• _EXERCISE BRIEF_
Reproduce each line that includes the word "Facilitati".

# TASK DATA start

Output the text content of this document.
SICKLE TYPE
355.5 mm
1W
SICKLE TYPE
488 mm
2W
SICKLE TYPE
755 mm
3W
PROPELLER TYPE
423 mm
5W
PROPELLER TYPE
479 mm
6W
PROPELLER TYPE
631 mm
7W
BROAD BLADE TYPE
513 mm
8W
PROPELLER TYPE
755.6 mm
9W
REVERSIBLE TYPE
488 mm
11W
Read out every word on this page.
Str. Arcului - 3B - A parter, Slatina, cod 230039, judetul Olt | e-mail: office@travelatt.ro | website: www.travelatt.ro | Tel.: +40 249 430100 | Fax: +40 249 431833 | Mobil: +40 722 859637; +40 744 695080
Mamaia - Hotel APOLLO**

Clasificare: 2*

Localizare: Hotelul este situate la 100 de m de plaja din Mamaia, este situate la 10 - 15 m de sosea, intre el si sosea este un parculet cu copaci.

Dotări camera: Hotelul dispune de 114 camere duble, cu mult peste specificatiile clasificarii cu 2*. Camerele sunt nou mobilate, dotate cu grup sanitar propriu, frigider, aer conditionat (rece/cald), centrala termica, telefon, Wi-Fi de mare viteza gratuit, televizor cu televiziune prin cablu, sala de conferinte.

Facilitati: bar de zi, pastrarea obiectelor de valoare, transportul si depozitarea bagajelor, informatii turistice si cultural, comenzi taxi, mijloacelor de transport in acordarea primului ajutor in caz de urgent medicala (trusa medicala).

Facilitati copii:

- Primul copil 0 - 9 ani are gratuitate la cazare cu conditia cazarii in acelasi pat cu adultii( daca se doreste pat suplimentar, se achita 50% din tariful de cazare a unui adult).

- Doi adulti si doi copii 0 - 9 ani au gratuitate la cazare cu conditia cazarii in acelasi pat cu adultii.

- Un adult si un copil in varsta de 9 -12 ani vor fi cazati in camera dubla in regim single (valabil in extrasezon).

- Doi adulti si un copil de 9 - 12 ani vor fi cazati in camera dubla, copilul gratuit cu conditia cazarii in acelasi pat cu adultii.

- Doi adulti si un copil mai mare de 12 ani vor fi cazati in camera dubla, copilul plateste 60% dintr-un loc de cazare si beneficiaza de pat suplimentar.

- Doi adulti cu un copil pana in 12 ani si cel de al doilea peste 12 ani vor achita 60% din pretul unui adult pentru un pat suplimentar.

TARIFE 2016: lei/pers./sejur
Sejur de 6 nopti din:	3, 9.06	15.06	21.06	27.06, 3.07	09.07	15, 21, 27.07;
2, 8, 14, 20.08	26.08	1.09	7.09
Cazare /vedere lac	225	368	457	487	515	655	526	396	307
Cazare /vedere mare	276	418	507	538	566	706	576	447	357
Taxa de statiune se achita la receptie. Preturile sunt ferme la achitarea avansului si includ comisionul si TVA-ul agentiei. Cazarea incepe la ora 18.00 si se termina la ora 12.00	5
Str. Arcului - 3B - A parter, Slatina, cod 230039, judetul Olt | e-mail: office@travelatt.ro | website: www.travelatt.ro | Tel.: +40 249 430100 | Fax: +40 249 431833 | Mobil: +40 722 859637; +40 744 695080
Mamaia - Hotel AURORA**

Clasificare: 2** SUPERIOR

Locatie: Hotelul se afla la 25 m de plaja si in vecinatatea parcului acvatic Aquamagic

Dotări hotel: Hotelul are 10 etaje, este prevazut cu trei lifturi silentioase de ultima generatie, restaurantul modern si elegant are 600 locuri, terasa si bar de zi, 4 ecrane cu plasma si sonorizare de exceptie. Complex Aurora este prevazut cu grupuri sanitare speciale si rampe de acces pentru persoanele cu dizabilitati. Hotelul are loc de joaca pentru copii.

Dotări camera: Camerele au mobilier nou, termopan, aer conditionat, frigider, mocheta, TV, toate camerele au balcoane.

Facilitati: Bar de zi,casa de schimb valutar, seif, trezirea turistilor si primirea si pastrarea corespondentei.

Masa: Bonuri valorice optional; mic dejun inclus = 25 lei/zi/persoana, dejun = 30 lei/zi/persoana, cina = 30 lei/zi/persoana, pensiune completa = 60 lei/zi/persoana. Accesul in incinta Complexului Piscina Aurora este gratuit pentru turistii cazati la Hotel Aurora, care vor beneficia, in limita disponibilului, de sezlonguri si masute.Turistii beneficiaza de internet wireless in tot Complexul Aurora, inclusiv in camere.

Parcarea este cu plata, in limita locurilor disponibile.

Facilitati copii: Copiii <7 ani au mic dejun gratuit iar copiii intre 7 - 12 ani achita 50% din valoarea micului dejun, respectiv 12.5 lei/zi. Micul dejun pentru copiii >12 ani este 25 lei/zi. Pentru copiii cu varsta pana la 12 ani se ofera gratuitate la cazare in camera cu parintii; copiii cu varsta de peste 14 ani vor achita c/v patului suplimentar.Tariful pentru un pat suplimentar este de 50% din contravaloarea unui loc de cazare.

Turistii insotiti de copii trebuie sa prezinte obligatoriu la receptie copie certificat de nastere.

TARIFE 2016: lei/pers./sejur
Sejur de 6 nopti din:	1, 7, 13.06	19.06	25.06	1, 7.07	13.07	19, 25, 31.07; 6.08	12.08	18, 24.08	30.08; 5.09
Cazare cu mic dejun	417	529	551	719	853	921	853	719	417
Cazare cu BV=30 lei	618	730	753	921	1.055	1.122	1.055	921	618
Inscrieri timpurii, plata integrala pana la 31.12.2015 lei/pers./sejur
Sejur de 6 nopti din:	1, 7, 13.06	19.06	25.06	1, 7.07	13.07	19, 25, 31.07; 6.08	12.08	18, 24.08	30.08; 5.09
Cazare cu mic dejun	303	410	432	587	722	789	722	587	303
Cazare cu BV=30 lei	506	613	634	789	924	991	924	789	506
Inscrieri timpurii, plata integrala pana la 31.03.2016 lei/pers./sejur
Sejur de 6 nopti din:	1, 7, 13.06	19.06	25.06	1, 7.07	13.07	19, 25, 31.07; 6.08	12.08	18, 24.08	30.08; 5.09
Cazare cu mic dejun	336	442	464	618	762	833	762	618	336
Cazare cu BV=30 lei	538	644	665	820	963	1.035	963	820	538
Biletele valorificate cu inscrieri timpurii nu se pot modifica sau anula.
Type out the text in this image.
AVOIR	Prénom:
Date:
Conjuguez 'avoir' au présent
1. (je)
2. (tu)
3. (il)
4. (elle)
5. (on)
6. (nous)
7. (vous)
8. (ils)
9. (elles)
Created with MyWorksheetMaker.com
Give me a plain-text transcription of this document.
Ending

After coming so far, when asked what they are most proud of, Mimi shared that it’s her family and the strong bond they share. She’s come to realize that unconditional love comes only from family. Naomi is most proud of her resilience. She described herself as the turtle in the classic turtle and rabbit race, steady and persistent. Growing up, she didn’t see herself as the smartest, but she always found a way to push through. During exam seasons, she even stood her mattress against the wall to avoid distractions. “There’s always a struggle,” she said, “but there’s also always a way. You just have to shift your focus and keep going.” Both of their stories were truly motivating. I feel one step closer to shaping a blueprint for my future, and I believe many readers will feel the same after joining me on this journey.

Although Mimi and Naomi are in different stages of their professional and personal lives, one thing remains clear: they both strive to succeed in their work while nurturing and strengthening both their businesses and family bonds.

# TASK DATA end

• _TASK RESPONSE_
Facilitati: bar de zi, pastrarea obiectelor de valoare, transportul si depozitarea bagajelor, informatii turistice si cultural, comenzi taxi, mijloacelor de transport in acordarea primului ajutor in caz de urgent medicala (trusa medicala).
Facilitati copii:
Facilitati: Bar de zi,casa de schimb valutar, seif, trezirea turistilor si primirea si pastrarea corespondentei.
Facilitati copii: Copiii <7 ani au mic dejun gratuit iar copiii intre 7 - 12 ani achita 50% din valoarea micului dejun, respectiv 12.5 lei/zi. Micul dejun pentru copiii >12 ani este 25 lei/zi. Pentru copiii cu varsta pana la 12 ani se ofera gratuitate la cazare in camera cu parintii; copiii cu varsta de peste 14 ani vor achita c/v patului suplimentar.Tariful pentru un pat suplimentar este de 50% din contravaloarea unui loc de cazare.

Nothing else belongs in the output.